Copy each line where the word "высокотехнологичную" occurs.

Start of THE RECORDS

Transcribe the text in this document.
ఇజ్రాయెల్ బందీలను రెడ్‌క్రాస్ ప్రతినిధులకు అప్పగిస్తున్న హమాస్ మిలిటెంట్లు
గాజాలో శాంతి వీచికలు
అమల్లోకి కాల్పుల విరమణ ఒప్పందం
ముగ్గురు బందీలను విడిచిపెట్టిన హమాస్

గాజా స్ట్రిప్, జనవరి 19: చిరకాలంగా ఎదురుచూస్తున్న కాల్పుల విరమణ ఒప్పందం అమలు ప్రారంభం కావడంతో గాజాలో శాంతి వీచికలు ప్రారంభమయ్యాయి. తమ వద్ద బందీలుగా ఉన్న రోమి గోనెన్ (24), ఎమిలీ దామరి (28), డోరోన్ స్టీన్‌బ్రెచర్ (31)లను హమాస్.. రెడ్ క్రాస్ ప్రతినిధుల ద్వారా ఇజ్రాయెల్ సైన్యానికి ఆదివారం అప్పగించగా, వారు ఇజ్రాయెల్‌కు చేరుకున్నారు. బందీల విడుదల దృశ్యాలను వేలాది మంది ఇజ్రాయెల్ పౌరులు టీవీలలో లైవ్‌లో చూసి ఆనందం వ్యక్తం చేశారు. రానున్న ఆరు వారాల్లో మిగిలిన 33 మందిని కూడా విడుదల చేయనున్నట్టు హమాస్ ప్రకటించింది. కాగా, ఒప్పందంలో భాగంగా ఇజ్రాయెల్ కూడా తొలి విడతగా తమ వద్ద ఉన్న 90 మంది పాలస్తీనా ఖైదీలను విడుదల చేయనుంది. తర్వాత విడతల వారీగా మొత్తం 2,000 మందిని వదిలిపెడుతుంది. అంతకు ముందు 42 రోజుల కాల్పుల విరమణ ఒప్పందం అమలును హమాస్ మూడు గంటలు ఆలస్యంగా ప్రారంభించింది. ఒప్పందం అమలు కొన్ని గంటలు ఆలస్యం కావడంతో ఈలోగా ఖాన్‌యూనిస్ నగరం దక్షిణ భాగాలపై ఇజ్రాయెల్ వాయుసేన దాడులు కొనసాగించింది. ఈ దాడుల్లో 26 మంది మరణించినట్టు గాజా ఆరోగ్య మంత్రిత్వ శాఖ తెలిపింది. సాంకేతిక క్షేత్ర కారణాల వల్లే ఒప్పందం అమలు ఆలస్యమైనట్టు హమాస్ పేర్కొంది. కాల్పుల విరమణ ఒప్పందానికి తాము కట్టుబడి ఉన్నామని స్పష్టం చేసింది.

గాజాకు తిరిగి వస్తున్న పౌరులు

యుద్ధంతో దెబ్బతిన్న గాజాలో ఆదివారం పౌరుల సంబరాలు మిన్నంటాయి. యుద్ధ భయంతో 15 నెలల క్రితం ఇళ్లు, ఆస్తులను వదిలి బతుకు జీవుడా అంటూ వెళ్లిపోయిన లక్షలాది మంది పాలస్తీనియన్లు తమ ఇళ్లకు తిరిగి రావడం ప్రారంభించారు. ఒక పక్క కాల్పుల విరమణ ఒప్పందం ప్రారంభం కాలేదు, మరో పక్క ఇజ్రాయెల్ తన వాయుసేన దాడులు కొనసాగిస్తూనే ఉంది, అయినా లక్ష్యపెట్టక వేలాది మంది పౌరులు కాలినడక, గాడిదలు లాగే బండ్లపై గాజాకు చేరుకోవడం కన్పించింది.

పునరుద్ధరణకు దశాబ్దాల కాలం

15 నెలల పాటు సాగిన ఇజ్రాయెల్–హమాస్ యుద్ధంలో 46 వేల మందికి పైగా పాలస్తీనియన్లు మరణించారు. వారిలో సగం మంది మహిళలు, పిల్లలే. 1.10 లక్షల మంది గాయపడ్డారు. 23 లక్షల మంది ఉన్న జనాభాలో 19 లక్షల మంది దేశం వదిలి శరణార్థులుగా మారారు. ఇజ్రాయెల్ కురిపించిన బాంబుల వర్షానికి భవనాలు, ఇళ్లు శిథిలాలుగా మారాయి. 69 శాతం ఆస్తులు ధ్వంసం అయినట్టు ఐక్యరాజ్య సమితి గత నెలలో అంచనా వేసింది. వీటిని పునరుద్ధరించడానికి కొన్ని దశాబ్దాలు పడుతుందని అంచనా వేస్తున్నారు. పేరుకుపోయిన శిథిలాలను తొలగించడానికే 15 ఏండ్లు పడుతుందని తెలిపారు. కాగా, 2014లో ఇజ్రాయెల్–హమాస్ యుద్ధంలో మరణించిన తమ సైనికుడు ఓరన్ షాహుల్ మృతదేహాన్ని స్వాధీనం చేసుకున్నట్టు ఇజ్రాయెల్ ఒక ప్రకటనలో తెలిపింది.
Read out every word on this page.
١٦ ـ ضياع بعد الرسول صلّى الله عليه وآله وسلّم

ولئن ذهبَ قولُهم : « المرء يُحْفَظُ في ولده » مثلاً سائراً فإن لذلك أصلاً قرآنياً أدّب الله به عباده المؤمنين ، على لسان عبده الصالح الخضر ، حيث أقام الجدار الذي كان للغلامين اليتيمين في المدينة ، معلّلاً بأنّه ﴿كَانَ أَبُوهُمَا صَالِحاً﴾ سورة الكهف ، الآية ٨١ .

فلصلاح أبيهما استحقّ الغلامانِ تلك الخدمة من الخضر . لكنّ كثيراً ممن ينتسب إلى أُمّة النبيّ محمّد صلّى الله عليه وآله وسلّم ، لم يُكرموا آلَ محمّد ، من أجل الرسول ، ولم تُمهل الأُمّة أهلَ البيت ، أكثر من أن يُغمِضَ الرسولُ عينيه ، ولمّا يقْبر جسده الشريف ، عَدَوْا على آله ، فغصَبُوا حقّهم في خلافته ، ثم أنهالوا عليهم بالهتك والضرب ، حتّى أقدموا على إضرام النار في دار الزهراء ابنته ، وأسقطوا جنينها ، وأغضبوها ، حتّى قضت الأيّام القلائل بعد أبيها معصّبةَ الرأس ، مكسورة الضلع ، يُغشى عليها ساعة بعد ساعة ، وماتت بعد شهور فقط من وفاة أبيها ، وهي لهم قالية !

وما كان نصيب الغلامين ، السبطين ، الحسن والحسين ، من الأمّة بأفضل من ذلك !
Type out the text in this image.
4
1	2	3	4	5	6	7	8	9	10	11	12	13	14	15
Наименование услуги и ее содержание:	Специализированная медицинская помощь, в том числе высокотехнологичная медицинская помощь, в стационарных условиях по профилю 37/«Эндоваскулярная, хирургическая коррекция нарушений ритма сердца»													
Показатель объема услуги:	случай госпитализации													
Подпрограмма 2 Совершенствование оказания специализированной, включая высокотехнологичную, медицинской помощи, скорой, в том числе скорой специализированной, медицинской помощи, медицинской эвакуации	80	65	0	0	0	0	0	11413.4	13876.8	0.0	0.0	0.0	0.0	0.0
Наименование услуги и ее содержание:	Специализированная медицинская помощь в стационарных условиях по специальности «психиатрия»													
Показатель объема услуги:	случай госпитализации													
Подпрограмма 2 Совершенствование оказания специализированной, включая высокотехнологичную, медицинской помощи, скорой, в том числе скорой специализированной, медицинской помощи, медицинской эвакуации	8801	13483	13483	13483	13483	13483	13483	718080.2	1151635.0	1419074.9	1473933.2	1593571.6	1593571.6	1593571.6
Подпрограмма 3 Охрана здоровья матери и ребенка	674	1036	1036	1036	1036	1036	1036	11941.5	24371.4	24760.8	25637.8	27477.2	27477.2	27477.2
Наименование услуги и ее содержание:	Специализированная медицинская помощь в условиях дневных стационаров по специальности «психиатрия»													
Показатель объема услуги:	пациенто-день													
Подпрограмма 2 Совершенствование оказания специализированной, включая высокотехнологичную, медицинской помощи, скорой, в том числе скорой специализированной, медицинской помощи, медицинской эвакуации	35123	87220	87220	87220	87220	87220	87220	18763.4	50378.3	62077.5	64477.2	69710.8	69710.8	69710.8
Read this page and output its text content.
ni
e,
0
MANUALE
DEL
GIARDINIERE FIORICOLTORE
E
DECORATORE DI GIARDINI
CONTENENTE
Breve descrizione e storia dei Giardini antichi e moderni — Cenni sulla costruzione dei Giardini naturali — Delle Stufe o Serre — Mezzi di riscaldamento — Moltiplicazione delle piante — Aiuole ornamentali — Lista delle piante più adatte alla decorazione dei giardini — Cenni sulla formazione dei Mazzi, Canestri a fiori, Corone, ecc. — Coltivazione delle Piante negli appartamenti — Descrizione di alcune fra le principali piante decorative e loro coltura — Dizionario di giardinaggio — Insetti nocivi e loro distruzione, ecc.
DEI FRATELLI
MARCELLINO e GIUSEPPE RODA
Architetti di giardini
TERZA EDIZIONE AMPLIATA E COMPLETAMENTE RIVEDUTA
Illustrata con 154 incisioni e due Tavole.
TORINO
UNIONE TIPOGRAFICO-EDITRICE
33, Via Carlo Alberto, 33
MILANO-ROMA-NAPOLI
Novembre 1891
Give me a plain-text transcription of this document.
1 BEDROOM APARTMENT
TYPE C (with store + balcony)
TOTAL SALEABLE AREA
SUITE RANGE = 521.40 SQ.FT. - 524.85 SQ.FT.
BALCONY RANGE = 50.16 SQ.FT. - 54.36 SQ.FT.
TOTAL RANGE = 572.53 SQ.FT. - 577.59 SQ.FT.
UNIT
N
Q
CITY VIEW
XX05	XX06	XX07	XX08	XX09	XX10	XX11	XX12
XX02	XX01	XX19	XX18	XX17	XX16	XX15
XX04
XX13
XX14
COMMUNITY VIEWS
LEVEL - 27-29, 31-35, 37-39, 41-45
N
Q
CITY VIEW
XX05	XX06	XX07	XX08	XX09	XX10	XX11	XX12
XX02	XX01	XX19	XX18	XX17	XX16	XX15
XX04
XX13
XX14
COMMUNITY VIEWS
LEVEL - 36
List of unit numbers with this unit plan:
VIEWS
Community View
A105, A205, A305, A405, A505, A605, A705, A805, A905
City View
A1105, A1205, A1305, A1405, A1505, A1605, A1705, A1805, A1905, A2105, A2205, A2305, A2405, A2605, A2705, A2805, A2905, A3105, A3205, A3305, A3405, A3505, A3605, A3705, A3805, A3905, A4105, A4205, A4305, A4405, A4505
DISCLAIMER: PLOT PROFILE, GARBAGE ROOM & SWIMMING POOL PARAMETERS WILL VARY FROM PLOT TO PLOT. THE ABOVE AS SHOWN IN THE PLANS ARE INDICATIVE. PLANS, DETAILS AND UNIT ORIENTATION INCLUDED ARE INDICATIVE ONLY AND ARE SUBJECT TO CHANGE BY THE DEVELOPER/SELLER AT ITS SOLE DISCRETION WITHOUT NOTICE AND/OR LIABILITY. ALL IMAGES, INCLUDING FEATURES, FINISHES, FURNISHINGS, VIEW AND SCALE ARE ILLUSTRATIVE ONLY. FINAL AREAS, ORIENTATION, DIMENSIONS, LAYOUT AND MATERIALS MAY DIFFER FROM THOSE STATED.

End of THE RECORDS

### [OUTPUT OF THE EXERCISE]
Подпрограмма 2 Совершенствование оказания специализированной, включая высокотехнологичную, медицинской помощи, скорой, в том числе скорой специализированной, медицинской помощи, медицинской эвакуации	80	65	0	0	0	0	0	11413.4	13876.8	0.0	0.0	0.0	0.0	0.0
Подпрограмма 2 Совершенствование оказания специализированной, включая высокотехнологичную, медицинской помощи, скорой, в том числе скорой специализированной, медицинской помощи, медицинской эвакуации	8801	13483	13483	13483	13483	13483	13483	718080.2	1151635.0	1419074.9	1473933.2	1593571.6	1593571.6	1593571.6
Подпрограмма 2 Совершенствование оказания специализированной, включая высокотехнологичную, медицинской помощи, скорой, в том числе скорой специализированной, медицинской помощи, медицинской эвакуации	35123	87220	87220	87220	87220	87220	87220	18763.4	50378.3	62077.5	64477.2	69710.8	69710.8	69710.8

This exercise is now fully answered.